# Task directions
Collect every line in the entries below that contains the string "series", treating uppercase and lowercase as different.

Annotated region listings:
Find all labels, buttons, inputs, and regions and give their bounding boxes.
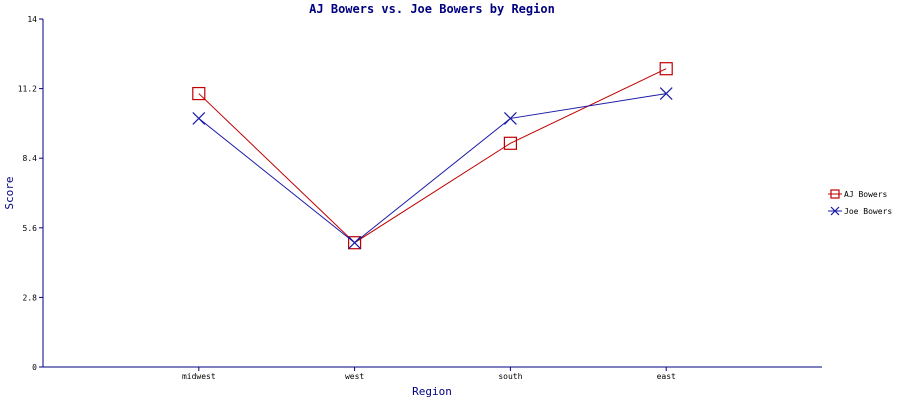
- x-axis-ticks: midwest west south east: [182, 367, 676, 381]
- x-tick-label: east: [657, 372, 676, 381]
- x-tick-label: west: [345, 372, 364, 381]
- square-point-marker: [659, 62, 673, 76]
- y-tick-label: 2.8: [23, 293, 38, 302]
- cross-point-marker: [503, 112, 517, 125]
- y-tick-label: 8.4: [23, 154, 38, 163]
- square-point-marker: [503, 136, 517, 150]
- legend-label: AJ Bowers: [844, 190, 888, 199]
- series-line-0: [198, 68, 667, 244]
- legend-label: Joe Bowers: [844, 207, 892, 216]
- legend-cross-icon: [830, 206, 840, 216]
- y-tick-label: 14: [27, 15, 37, 24]
- y-tick-label: 0: [32, 363, 37, 372]
- x-tick-label: midwest: [182, 372, 216, 381]
- cross-point-marker: [192, 112, 206, 125]
- square-point-marker: [348, 236, 362, 250]
- plot-area: 0 2.8 5.6 8.4 11.2 14 midwest west south east: [18, 15, 822, 381]
- cross-point-marker: [348, 236, 362, 250]
- legend-item-1: Joe Bowers: [828, 206, 892, 216]
- square-point-marker: [192, 86, 206, 101]
- legend-item-0: AJ Bowers: [828, 189, 888, 199]
- chart-title: AJ Bowers vs. Joe Bowers by Region: [309, 2, 555, 16]
- y-axis-title: Score: [3, 176, 16, 209]
- legend-square-icon: [830, 189, 840, 199]
- y-tick-label: 11.2: [18, 85, 37, 94]
- cross-point-marker: [659, 87, 673, 100]
- y-axis-ticks: 0 2.8 5.6 8.4 11.2 14: [18, 15, 43, 372]
- legend: AJ Bowers Joe Bowers: [828, 189, 892, 216]
- x-tick-label: south: [498, 372, 522, 381]
- x-axis-title: Region: [412, 385, 452, 398]
- series-line-1: [198, 93, 667, 244]
- series-layer: [192, 62, 673, 250]
- y-tick-label: 5.6: [23, 224, 38, 233]
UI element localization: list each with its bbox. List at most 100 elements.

# Reply
- series-line-0: [198, 68, 667, 244]
- series-line-1: [198, 93, 667, 244]
- series-layer: [192, 62, 673, 250]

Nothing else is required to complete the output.